*TASK INSTRUCTIONS*:
Convert everything in the data from the line containing "bar-segment bbox=[826, 556, 843, 562]" down to the line containing "bar-segment bbox=[764, 556, 780, 562]", including both of those lines, into a Markdown table with the columns Row and Line. Leave out any blank lines.

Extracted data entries
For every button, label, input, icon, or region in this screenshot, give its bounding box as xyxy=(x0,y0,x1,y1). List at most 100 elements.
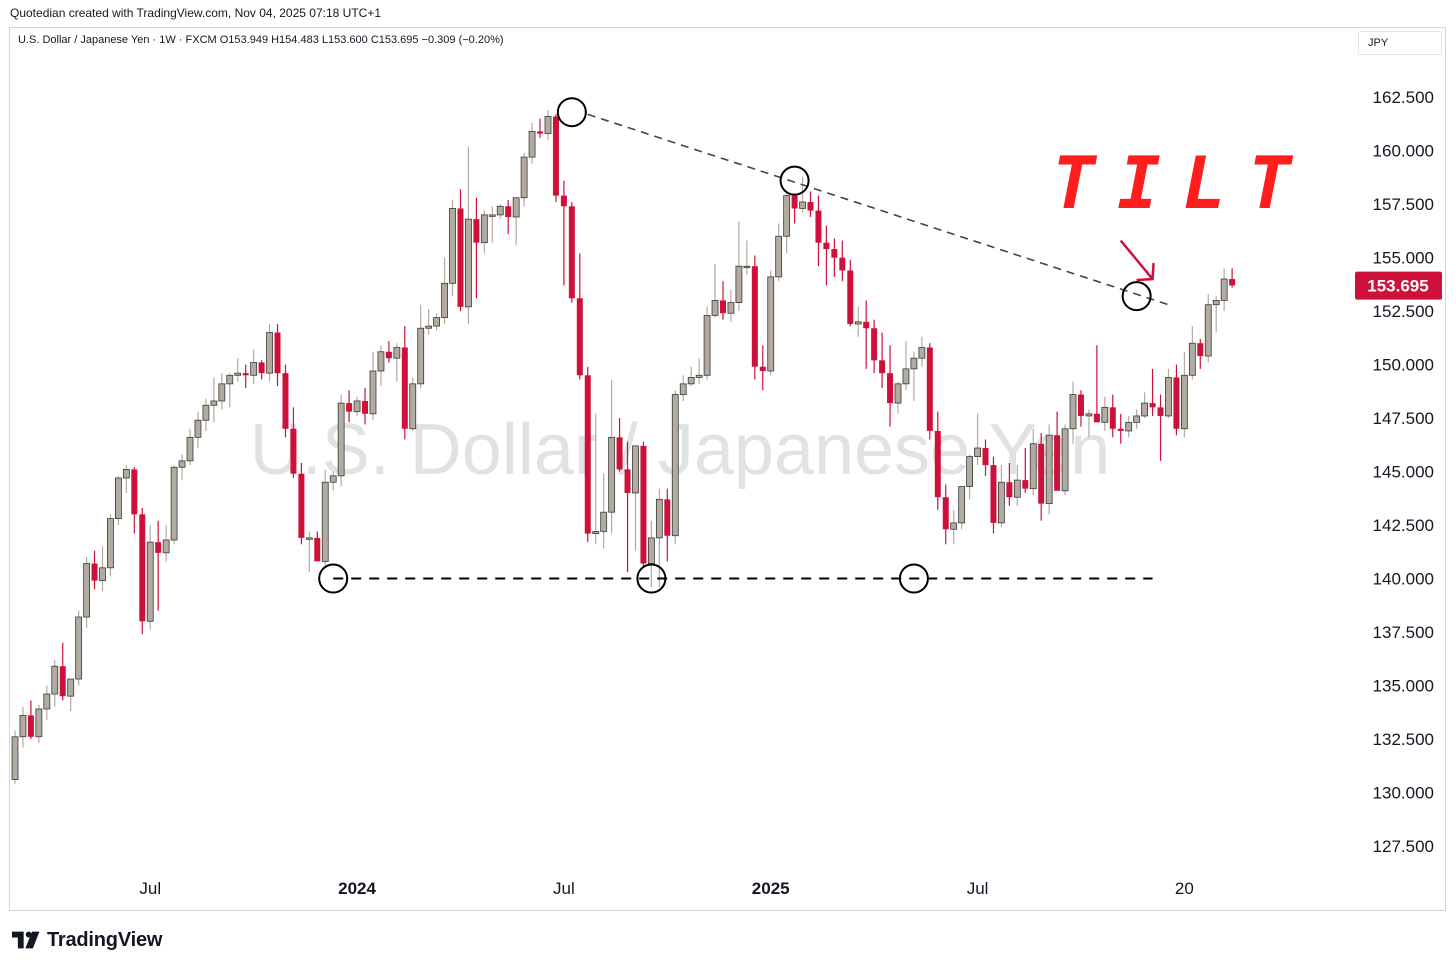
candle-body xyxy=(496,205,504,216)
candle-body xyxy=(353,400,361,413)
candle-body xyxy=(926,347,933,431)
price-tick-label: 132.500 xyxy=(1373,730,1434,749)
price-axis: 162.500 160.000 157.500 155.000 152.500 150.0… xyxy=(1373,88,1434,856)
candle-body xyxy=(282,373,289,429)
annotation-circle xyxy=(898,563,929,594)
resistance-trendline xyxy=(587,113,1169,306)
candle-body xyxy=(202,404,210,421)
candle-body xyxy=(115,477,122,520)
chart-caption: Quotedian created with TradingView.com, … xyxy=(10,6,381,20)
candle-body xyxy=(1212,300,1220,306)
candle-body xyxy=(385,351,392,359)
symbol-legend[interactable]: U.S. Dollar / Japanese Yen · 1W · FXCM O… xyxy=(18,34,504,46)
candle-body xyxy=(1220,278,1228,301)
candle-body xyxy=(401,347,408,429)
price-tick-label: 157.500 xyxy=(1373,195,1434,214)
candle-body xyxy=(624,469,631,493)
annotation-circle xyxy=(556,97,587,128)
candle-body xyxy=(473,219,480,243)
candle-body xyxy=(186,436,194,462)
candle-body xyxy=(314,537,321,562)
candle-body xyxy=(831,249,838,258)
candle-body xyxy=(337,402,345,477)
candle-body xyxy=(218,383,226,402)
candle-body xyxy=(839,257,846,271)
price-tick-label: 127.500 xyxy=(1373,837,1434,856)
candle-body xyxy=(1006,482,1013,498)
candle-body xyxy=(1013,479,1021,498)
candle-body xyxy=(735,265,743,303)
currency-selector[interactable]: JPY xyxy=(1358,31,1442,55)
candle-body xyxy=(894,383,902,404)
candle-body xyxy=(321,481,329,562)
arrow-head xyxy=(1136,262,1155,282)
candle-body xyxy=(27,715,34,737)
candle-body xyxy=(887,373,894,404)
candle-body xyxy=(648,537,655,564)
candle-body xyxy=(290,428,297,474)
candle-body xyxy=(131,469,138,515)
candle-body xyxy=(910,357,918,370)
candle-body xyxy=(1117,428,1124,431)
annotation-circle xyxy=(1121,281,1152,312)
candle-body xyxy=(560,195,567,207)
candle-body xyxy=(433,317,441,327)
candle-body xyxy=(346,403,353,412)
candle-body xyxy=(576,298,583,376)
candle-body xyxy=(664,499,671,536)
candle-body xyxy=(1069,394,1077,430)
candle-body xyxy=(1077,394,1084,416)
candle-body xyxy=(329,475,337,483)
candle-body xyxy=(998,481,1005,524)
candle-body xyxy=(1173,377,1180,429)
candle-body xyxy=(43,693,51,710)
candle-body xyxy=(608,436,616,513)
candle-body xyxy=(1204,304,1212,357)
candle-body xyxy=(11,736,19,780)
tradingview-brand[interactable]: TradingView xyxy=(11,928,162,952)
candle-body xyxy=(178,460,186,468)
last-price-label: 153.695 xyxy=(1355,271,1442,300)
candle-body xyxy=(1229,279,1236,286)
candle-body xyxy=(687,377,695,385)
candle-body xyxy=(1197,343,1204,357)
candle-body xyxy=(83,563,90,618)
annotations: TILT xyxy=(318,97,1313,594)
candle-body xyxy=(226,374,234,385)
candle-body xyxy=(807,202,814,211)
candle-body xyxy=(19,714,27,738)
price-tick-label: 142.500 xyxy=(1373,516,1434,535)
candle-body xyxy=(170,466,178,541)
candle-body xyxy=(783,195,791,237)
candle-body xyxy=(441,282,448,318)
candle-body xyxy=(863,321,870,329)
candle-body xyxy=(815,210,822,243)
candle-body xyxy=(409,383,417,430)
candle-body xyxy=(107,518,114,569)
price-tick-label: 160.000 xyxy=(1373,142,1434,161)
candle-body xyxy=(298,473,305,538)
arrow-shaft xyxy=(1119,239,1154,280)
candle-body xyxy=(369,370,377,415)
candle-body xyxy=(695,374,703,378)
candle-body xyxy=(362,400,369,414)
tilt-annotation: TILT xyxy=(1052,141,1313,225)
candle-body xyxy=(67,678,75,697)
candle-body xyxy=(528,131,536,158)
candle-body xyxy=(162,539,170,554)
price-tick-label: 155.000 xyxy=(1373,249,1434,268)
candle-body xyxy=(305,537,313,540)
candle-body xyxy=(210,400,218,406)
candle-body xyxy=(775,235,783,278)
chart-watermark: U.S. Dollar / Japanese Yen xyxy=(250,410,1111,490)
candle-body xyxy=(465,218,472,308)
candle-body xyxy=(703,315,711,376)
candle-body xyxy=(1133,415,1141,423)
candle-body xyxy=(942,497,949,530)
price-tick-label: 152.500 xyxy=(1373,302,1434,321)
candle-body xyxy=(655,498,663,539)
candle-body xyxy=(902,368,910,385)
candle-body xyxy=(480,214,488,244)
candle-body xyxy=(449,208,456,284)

...

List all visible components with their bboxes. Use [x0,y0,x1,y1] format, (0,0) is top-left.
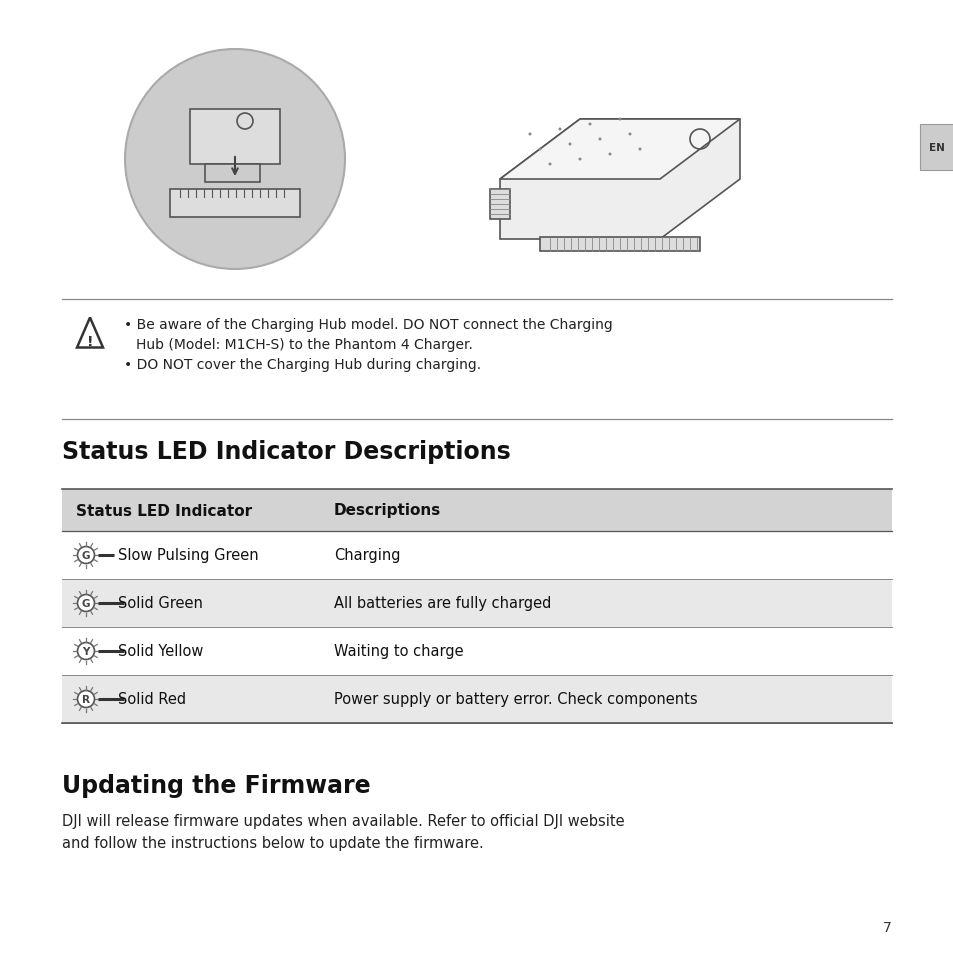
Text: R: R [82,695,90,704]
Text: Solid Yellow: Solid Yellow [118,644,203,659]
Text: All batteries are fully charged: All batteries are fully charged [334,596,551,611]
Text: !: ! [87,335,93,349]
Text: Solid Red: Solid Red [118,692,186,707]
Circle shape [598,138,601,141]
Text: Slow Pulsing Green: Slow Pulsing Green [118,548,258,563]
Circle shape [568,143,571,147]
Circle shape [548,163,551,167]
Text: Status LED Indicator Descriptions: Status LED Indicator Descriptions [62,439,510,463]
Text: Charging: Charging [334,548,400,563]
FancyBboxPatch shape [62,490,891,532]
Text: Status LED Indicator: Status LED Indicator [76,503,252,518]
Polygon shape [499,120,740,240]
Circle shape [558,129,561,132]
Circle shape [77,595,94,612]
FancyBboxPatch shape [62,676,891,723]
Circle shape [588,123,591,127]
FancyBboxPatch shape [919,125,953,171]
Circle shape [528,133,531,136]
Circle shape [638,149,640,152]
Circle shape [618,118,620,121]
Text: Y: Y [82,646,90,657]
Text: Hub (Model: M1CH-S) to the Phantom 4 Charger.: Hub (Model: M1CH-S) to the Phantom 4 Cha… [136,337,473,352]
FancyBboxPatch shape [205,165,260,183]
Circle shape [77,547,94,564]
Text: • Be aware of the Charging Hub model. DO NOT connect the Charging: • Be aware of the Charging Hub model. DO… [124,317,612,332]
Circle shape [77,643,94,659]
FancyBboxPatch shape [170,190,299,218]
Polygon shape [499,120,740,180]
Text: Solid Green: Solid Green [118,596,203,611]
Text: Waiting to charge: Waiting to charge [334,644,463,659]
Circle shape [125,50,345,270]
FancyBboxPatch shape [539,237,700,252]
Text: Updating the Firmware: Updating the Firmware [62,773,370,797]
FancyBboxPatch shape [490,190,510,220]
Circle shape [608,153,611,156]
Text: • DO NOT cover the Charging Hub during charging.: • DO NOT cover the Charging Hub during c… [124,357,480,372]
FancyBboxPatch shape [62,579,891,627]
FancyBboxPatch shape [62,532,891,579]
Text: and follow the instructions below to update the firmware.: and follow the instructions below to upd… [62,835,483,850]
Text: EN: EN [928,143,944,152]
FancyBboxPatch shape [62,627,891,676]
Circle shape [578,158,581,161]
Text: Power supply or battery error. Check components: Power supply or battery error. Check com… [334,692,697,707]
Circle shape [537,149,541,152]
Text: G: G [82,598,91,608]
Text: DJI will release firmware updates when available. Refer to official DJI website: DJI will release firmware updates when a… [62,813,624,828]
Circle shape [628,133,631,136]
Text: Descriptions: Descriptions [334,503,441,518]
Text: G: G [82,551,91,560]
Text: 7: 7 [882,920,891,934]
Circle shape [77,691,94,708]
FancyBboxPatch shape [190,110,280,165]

--

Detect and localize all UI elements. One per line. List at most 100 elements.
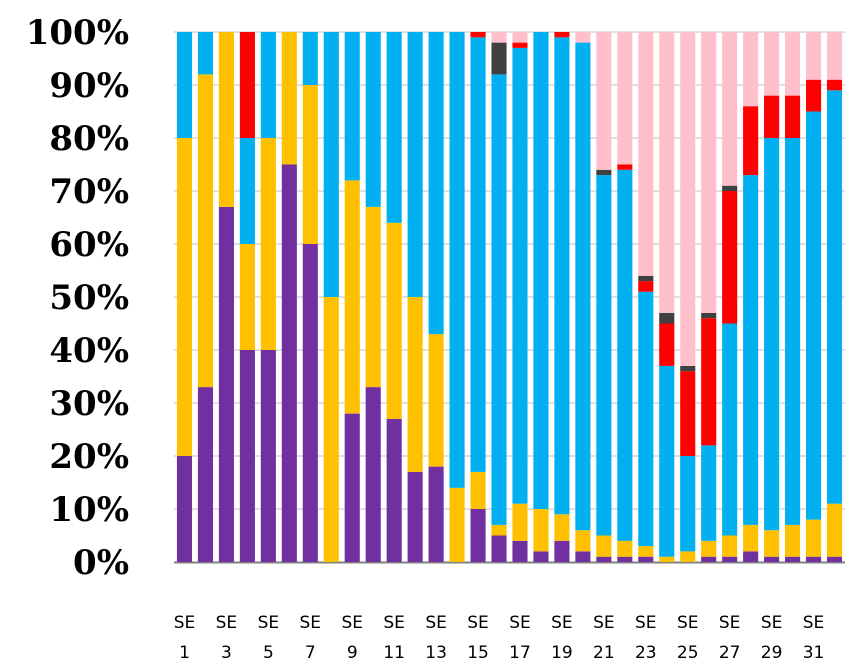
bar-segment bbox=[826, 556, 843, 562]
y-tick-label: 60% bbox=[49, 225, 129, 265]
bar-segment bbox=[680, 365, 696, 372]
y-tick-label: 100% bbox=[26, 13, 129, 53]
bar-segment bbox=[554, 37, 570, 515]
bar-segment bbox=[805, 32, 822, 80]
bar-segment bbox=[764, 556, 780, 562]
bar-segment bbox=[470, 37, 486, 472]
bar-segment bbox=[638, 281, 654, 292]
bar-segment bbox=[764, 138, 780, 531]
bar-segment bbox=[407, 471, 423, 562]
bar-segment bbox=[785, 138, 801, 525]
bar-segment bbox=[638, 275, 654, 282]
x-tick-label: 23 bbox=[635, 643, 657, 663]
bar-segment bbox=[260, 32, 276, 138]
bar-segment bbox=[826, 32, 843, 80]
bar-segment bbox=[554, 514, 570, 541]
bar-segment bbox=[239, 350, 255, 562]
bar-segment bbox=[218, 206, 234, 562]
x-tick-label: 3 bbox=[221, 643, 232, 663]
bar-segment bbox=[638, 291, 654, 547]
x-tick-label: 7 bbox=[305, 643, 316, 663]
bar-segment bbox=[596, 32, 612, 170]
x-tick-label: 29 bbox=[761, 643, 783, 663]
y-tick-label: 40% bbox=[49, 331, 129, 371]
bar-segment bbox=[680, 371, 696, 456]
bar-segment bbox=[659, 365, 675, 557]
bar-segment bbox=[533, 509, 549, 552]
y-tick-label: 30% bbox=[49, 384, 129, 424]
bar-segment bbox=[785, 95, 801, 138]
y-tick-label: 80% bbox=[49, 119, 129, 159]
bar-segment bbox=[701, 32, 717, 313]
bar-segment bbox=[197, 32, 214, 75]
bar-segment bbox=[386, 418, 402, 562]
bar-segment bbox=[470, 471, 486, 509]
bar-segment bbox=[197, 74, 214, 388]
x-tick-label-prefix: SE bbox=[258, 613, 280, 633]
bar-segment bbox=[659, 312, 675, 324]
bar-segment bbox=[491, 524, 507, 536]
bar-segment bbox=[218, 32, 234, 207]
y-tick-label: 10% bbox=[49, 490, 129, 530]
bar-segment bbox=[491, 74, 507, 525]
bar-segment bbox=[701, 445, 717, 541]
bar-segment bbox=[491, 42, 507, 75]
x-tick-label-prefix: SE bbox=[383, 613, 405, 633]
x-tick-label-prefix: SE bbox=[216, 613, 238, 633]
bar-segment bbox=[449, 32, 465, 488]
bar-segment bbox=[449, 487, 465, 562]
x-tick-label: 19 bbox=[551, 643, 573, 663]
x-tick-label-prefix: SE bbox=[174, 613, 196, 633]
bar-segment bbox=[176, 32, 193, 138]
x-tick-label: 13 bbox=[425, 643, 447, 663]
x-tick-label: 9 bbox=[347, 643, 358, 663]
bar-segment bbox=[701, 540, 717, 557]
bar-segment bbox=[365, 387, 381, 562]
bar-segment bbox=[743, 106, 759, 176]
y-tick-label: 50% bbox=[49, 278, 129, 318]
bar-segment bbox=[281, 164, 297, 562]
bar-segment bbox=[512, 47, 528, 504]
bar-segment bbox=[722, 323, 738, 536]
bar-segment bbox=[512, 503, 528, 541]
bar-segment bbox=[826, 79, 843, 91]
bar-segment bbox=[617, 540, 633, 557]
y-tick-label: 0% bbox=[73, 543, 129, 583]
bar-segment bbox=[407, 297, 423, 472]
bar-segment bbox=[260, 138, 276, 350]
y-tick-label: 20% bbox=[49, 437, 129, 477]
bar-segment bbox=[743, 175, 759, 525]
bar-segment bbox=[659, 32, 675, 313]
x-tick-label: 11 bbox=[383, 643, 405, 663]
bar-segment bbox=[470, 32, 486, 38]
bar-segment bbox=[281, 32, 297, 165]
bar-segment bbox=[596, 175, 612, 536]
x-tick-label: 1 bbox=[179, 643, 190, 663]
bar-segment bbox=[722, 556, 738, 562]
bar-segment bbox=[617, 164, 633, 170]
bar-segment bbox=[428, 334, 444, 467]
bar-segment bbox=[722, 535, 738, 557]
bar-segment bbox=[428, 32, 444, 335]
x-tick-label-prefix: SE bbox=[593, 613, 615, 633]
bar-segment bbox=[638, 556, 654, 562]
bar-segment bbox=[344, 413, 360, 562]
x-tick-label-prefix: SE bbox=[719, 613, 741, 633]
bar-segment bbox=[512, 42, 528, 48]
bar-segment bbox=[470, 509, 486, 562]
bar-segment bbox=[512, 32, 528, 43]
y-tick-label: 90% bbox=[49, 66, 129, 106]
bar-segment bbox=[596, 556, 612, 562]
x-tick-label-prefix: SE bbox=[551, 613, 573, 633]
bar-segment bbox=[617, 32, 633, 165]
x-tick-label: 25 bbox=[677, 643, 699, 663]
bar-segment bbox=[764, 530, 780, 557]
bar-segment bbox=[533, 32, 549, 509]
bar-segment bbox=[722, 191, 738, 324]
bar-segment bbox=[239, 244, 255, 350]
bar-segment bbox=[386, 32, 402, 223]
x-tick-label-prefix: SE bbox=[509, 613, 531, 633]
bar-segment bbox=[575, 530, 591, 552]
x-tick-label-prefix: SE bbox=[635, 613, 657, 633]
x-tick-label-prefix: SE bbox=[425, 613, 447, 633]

*RESPONSE*:
| Row | Line |
|---|---|
| 1 | bar-segment bbox=[826, 556, 843, 562] |
| 2 | y-tick-label: 60% bbox=[49, 225, 129, 265] |
| 3 | bar-segment bbox=[680, 365, 696, 372] |
| 4 | y-tick-label: 100% bbox=[26, 13, 129, 53] |
| 5 | bar-segment bbox=[554, 37, 570, 515] |
| 6 | bar-segment bbox=[805, 32, 822, 80] |
| 7 | bar-segment bbox=[764, 556, 780, 562] |